OBJECTIVE: Quote each record exactly, please, leaving none out.

═════ MATERIAL TO PROCESS

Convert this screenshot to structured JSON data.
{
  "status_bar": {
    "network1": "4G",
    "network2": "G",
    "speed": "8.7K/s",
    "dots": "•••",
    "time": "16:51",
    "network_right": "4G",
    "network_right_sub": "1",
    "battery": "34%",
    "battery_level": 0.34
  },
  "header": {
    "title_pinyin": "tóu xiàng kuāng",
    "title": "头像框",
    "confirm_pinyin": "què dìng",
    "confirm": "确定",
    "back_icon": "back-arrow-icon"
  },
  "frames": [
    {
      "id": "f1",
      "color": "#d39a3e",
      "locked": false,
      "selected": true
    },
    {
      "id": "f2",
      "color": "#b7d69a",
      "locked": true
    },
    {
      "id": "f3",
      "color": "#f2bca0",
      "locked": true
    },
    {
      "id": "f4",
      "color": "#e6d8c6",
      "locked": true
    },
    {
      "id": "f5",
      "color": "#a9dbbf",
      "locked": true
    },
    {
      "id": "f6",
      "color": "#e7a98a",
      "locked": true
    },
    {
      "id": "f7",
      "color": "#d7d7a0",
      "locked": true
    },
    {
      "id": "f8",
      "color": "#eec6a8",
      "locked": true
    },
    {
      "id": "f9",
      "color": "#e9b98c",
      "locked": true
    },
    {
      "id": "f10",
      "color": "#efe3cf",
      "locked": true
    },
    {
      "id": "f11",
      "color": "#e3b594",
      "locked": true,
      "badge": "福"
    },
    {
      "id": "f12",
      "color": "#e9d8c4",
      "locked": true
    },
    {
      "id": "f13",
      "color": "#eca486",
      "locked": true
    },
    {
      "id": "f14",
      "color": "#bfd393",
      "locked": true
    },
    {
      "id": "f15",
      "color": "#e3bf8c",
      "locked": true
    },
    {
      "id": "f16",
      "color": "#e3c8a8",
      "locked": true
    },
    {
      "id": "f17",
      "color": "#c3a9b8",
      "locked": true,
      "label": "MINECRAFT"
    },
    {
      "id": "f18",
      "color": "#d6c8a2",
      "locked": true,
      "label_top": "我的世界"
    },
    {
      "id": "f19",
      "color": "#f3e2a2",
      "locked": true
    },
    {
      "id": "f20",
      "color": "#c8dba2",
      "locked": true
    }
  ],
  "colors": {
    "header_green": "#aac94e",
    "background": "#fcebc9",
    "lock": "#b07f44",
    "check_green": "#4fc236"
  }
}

══════════

WRITTEN ANSWER:
Convert this screenshot to structured JSON data.
{
  "status_bar": {
    "network1": "4G",
    "network2": "G",
    "speed": "8.7K/s",
    "dots": "•••",
    "time": "16:51",
    "network_right": "4G",
    "network_right_sub": "1",
    "battery": "34%",
    "battery_level": 0.34
  },
  "header": {
    "title_pinyin": "tóu xiàng kuāng",
    "title": "头像框",
    "confirm_pinyin": "què dìng",
    "confirm": "确定",
    "back_icon": "back-arrow-icon"
  },
  "frames": [
    {
      "id": "f1",
      "color": "#d39a3e",
      "locked": false,
      "selected": true
    },
    {
      "id": "f2",
      "color": "#b7d69a",
      "locked": true
    },
    {
      "id": "f3",
      "color": "#f2bca0",
      "locked": true
    },
    {
      "id": "f4",
      "color": "#e6d8c6",
      "locked": true
    },
    {
      "id": "f5",
      "color": "#a9dbbf",
      "locked": true
    },
    {
      "id": "f6",
      "color": "#e7a98a",
      "locked": true
    },
    {
      "id": "f7",
      "color": "#d7d7a0",
      "locked": true
    },
    {
      "id": "f8",
      "color": "#eec6a8",
      "locked": true
    },
    {
      "id": "f9",
      "color": "#e9b98c",
      "locked": true
    },
    {
      "id": "f10",
      "color": "#efe3cf",
      "locked": true
    },
    {
      "id": "f11",
      "color": "#e3b594",
      "locked": true,
      "badge": "福"
    },
    {
      "id": "f12",
      "color": "#e9d8c4",
      "locked": true
    },
    {
      "id": "f13",
      "color": "#eca486",
      "locked": true
    },
    {
      "id": "f14",
      "color": "#bfd393",
      "locked": true
    },
    {
      "id": "f15",
      "color": "#e3bf8c",
      "locked": true
    },
    {
      "id": "f16",
      "color": "#e3c8a8",
      "locked": true
    },
    {
      "id": "f17",
      "color": "#c3a9b8",
      "locked": true,
      "label": "MINECRAFT"
    },
    {
      "id": "f18",
      "color": "#d6c8a2",
      "locked": true,
      "label_top": "我的世界"
    },
    {
      "id": "f19",
      "color": "#f3e2a2",
      "locked": true
    },
    {
      "id": "f20",
      "color": "#c8dba2",
      "locked": true
    }
  ],
  "colors": {
    "header_green": "#aac94e",
    "background": "#fcebc9",
    "lock": "#b07f44",
    "check_green": "#4fc236"
  }
}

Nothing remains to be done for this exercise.